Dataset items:
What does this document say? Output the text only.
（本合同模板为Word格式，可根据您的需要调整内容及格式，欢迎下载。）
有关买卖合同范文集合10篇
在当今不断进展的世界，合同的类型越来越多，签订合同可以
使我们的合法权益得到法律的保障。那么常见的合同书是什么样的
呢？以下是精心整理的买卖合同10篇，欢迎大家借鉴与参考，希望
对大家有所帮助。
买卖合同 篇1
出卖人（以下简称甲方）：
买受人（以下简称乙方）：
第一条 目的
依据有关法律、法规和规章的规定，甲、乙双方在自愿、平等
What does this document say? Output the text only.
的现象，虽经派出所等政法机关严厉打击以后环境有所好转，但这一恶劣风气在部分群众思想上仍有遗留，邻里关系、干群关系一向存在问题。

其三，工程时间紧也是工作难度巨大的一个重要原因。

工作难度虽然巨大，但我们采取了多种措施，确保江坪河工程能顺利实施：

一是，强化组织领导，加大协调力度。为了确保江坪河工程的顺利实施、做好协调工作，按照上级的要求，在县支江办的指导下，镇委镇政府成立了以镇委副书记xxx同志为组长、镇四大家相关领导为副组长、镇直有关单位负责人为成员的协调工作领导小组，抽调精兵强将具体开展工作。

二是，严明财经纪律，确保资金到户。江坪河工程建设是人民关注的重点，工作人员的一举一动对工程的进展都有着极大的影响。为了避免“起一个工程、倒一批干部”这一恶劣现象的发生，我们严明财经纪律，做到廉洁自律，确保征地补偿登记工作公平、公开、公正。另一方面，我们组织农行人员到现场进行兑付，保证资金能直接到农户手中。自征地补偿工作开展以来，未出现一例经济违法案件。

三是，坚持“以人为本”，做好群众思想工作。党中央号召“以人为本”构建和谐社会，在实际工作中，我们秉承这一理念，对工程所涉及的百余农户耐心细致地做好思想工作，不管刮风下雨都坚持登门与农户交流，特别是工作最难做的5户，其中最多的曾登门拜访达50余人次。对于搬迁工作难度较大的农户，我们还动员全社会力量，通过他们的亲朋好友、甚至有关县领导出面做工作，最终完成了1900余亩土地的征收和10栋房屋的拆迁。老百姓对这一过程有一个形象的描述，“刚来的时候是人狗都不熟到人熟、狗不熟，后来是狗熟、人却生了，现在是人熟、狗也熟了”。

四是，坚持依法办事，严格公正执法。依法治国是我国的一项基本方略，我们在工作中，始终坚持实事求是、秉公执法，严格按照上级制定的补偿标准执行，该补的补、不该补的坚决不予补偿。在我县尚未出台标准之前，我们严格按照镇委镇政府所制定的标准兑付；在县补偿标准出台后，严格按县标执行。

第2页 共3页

**SHORT PROBLEM**
Repeat the entries above exactly, leaving nothing out.

**TASK RESULT**
What does this document say? Output the text only.
（本合同模板为Word格式，可根据您的需要调整内容及格式，欢迎下载。）
有关买卖合同范文集合10篇
在当今不断进展的世界，合同的类型越来越多，签订合同可以
使我们的合法权益得到法律的保障。那么常见的合同书是什么样的
呢？以下是精心整理的买卖合同10篇，欢迎大家借鉴与参考，希望
对大家有所帮助。
买卖合同 篇1
出卖人（以下简称甲方）：
买受人（以下简称乙方）：
第一条 目的
依据有关法律、法规和规章的规定，甲、乙双方在自愿、平等
What does this document say? Output the text only.
的现象，虽经派出所等政法机关严厉打击以后环境有所好转，但这一恶劣风气在部分群众思想上仍有遗留，邻里关系、干群关系一向存在问题。

其三，工程时间紧也是工作难度巨大的一个重要原因。

工作难度虽然巨大，但我们采取了多种措施，确保江坪河工程能顺利实施：

一是，强化组织领导，加大协调力度。为了确保江坪河工程的顺利实施、做好协调工作，按照上级的要求，在县支江办的指导下，镇委镇政府成立了以镇委副书记xxx同志为组长、镇四大家相关领导为副组长、镇直有关单位负责人为成员的协调工作领导小组，抽调精兵强将具体开展工作。

二是，严明财经纪律，确保资金到户。江坪河工程建设是人民关注的重点，工作人员的一举一动对工程的进展都有着极大的影响。为了避免“起一个工程、倒一批干部”这一恶劣现象的发生，我们严明财经纪律，做到廉洁自律，确保征地补偿登记工作公平、公开、公正。另一方面，我们组织农行人员到现场进行兑付，保证资金能直接到农户手中。自征地补偿工作开展以来，未出现一例经济违法案件。

三是，坚持“以人为本”，做好群众思想工作。党中央号召“以人为本”构建和谐社会，在实际工作中，我们秉承这一理念，对工程所涉及的百余农户耐心细致地做好思想工作，不管刮风下雨都坚持登门与农户交流，特别是工作最难做的5户，其中最多的曾登门拜访达50余人次。对于搬迁工作难度较大的农户，我们还动员全社会力量，通过他们的亲朋好友、甚至有关县领导出面做工作，最终完成了1900余亩土地的征收和10栋房屋的拆迁。老百姓对这一过程有一个形象的描述，“刚来的时候是人狗都不熟到人熟、狗不熟，后来是狗熟、人却生了，现在是人熟、狗也熟了”。

四是，坚持依法办事，严格公正执法。依法治国是我国的一项基本方略，我们在工作中，始终坚持实事求是、秉公执法，严格按照上级制定的补偿标准执行，该补的补、不该补的坚决不予补偿。在我县尚未出台标准之前，我们严格按照镇委镇政府所制定的标准兑付；在县补偿标准出台后，严格按县标执行。

第2页 共3页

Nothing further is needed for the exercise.